— SET EXERCISE —
Write down every entry below once more, exactly.

— PROVIDED RECORDS —
>> Start

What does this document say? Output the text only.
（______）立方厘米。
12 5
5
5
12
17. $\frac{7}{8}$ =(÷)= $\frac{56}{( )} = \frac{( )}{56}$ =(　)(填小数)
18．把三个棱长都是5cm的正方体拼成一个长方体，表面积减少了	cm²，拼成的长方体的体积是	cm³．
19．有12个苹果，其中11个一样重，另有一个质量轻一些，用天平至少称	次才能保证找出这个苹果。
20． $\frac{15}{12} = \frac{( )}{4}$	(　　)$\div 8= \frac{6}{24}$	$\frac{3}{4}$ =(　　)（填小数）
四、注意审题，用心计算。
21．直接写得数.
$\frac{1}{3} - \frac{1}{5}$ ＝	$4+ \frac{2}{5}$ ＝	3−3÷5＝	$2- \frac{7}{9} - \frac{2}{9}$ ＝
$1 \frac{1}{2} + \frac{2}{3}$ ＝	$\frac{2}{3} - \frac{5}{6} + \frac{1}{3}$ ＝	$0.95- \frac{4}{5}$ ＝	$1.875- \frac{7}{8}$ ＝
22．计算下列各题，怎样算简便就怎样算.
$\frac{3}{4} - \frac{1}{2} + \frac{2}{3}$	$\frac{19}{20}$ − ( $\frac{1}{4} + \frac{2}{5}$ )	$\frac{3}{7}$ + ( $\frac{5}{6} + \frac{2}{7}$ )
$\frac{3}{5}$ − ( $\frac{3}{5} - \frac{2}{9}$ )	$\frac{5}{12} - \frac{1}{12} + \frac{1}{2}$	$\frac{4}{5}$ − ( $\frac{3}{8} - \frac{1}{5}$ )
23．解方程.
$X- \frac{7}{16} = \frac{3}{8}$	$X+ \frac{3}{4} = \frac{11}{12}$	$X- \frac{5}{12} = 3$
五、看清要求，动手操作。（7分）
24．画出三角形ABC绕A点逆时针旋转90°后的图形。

>> End

— SOLUTION —
What does this document say? Output the text only.
（______）立方厘米。
12 5
5
5
12
17. $\frac{7}{8}$ =(÷)= $\frac{56}{( )} = \frac{( )}{56}$ =(　)(填小数)
18．把三个棱长都是5cm的正方体拼成一个长方体，表面积减少了	cm²，拼成的长方体的体积是	cm³．
19．有12个苹果，其中11个一样重，另有一个质量轻一些，用天平至少称	次才能保证找出这个苹果。
20． $\frac{15}{12} = \frac{( )}{4}$	(　　)$\div 8= \frac{6}{24}$	$\frac{3}{4}$ =(　　)（填小数）
四、注意审题，用心计算。
21．直接写得数.
$\frac{1}{3} - \frac{1}{5}$ ＝	$4+ \frac{2}{5}$ ＝	3−3÷5＝	$2- \frac{7}{9} - \frac{2}{9}$ ＝
$1 \frac{1}{2} + \frac{2}{3}$ ＝	$\frac{2}{3} - \frac{5}{6} + \frac{1}{3}$ ＝	$0.95- \frac{4}{5}$ ＝	$1.875- \frac{7}{8}$ ＝
22．计算下列各题，怎样算简便就怎样算.
$\frac{3}{4} - \frac{1}{2} + \frac{2}{3}$	$\frac{19}{20}$ − ( $\frac{1}{4} + \frac{2}{5}$ )	$\frac{3}{7}$ + ( $\frac{5}{6} + \frac{2}{7}$ )
$\frac{3}{5}$ − ( $\frac{3}{5} - \frac{2}{9}$ )	$\frac{5}{12} - \frac{1}{12} + \frac{1}{2}$	$\frac{4}{5}$ − ( $\frac{3}{8} - \frac{1}{5}$ )
23．解方程.
$X- \frac{7}{16} = \frac{3}{8}$	$X+ \frac{3}{4} = \frac{11}{12}$	$X- \frac{5}{12} = 3$
五、看清要求，动手操作。（7分）
24．画出三角形ABC绕A点逆时针旋转90°后的图形。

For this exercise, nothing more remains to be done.